The exercise:
Copy out each line of the listing that has the word "Join" in it.

Data supplied:
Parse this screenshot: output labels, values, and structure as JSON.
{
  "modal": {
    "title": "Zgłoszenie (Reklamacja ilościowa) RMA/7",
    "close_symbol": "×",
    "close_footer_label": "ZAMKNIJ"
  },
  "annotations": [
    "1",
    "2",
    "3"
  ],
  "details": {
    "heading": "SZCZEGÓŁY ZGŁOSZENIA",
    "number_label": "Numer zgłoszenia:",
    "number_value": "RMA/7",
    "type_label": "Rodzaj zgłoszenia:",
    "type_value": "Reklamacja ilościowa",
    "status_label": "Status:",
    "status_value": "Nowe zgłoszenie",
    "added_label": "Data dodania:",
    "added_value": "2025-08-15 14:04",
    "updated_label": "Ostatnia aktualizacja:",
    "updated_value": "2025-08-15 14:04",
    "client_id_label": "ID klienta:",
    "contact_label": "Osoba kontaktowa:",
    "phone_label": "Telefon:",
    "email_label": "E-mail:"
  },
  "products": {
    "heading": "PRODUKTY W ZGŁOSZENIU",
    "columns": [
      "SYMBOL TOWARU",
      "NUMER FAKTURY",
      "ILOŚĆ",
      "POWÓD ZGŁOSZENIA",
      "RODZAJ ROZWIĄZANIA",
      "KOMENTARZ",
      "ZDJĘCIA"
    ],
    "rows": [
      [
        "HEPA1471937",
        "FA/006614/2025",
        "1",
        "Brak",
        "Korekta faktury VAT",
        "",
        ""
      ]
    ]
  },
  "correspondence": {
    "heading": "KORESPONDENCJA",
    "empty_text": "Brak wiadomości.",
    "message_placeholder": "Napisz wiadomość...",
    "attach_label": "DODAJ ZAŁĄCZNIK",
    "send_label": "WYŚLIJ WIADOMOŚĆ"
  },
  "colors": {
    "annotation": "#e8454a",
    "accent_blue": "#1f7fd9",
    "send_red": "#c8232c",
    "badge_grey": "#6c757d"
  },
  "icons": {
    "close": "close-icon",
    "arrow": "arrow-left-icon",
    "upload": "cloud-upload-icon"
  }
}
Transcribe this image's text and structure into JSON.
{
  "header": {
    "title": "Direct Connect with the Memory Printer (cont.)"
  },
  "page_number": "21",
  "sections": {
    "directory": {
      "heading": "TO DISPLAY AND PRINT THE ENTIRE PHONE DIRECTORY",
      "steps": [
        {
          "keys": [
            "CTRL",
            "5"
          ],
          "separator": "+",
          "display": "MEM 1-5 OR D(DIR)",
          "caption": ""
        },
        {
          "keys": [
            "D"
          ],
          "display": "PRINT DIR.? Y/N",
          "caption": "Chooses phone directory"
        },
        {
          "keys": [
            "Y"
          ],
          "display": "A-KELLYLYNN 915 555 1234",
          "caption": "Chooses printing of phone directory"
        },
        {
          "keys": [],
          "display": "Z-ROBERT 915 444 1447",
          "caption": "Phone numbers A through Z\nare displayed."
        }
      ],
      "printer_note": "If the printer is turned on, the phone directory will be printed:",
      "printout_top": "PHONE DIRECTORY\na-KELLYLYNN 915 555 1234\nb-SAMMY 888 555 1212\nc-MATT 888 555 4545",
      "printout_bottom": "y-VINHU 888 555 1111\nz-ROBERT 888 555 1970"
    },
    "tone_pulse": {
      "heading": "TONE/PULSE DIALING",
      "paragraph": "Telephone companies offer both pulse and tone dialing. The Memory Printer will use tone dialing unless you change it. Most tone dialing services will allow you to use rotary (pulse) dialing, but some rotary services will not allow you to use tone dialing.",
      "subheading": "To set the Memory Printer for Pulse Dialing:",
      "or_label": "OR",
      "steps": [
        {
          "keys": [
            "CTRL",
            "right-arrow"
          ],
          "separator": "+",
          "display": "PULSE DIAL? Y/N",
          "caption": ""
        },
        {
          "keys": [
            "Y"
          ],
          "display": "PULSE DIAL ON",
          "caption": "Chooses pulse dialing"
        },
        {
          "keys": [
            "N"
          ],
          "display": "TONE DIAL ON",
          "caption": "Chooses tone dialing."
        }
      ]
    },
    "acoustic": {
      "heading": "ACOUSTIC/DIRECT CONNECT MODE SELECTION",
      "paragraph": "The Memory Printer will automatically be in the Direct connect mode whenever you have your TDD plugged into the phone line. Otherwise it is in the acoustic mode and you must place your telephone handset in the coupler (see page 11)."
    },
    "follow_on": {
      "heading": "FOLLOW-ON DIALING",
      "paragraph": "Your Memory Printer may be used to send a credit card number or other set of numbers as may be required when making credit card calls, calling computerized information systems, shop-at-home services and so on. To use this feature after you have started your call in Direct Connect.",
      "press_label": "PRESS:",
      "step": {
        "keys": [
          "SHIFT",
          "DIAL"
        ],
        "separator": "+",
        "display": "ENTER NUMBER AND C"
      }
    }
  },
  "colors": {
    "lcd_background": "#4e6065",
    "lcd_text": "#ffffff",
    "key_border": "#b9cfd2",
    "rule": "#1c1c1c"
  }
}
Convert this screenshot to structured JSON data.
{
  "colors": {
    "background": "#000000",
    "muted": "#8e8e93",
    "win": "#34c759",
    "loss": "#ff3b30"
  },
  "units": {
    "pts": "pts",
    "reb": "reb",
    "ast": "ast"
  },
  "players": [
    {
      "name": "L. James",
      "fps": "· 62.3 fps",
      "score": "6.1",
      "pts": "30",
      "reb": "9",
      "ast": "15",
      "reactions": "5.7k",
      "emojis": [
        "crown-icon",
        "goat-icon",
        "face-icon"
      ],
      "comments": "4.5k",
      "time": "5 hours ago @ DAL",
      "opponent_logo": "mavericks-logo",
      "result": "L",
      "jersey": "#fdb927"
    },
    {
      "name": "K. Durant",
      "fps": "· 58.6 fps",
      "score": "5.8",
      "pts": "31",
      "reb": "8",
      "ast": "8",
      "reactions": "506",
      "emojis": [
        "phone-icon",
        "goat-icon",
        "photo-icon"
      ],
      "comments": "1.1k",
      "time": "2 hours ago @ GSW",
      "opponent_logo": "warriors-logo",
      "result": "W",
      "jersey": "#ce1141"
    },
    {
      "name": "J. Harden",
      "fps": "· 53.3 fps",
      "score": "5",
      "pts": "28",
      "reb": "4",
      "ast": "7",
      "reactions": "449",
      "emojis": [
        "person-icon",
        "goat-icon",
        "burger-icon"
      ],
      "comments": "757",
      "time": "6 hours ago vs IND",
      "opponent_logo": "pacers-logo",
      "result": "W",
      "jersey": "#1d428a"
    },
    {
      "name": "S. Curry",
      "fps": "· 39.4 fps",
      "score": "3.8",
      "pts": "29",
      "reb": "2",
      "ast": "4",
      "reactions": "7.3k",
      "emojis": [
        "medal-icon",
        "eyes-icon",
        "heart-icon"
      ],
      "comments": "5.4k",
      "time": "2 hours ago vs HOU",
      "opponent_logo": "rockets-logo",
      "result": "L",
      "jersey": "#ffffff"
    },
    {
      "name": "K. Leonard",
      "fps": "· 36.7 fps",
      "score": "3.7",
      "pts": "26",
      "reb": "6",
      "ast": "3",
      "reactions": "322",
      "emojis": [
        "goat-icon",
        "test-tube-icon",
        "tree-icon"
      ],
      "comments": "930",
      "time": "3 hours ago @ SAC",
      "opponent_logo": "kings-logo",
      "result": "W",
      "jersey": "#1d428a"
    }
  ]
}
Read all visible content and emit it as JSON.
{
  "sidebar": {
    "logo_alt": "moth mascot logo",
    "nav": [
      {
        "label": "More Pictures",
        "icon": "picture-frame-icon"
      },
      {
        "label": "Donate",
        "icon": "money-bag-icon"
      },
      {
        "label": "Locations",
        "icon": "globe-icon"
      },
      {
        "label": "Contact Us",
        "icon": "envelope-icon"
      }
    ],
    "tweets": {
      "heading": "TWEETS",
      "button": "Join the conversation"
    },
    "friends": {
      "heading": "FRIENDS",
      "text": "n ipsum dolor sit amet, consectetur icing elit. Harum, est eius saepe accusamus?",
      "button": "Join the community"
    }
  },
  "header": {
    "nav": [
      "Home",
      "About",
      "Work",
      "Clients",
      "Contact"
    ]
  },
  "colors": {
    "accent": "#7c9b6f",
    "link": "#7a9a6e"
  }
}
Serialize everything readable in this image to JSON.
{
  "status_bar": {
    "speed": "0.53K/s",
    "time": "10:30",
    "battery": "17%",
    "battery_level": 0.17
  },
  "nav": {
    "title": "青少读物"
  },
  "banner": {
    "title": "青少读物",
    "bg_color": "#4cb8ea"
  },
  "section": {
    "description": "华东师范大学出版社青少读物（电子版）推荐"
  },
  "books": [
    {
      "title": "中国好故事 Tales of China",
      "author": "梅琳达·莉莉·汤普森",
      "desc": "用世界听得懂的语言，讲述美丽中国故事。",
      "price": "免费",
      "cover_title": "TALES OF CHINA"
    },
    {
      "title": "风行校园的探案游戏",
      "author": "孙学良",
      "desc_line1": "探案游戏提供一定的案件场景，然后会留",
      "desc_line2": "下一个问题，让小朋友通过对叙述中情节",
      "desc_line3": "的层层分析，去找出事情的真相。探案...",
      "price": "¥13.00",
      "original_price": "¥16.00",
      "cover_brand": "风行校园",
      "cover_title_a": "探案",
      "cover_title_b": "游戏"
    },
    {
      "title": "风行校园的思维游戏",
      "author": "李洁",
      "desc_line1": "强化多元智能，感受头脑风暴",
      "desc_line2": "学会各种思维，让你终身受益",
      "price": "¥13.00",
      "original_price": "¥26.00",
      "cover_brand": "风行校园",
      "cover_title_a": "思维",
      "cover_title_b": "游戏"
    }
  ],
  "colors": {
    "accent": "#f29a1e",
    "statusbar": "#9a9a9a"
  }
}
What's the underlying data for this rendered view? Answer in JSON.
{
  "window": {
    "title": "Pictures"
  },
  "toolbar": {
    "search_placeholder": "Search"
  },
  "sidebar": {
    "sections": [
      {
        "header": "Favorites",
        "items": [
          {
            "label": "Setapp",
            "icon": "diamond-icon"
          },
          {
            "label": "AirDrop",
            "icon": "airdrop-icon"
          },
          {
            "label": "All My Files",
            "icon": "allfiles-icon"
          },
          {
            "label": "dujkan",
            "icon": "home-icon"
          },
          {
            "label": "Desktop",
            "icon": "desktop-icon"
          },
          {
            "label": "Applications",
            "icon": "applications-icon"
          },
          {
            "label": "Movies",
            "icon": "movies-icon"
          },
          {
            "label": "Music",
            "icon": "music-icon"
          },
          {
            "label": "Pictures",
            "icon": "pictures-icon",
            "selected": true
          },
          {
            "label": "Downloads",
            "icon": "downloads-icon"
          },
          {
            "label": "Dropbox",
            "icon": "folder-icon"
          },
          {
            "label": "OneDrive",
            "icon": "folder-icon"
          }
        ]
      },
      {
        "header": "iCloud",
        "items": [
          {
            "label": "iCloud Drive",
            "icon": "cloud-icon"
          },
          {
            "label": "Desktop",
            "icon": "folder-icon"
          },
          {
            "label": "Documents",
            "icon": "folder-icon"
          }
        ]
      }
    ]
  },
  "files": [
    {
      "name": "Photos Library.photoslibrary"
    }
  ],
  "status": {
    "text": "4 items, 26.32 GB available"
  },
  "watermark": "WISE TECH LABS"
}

Response to the task:
      "button": "Join the conversation"
      "button": "Join the community"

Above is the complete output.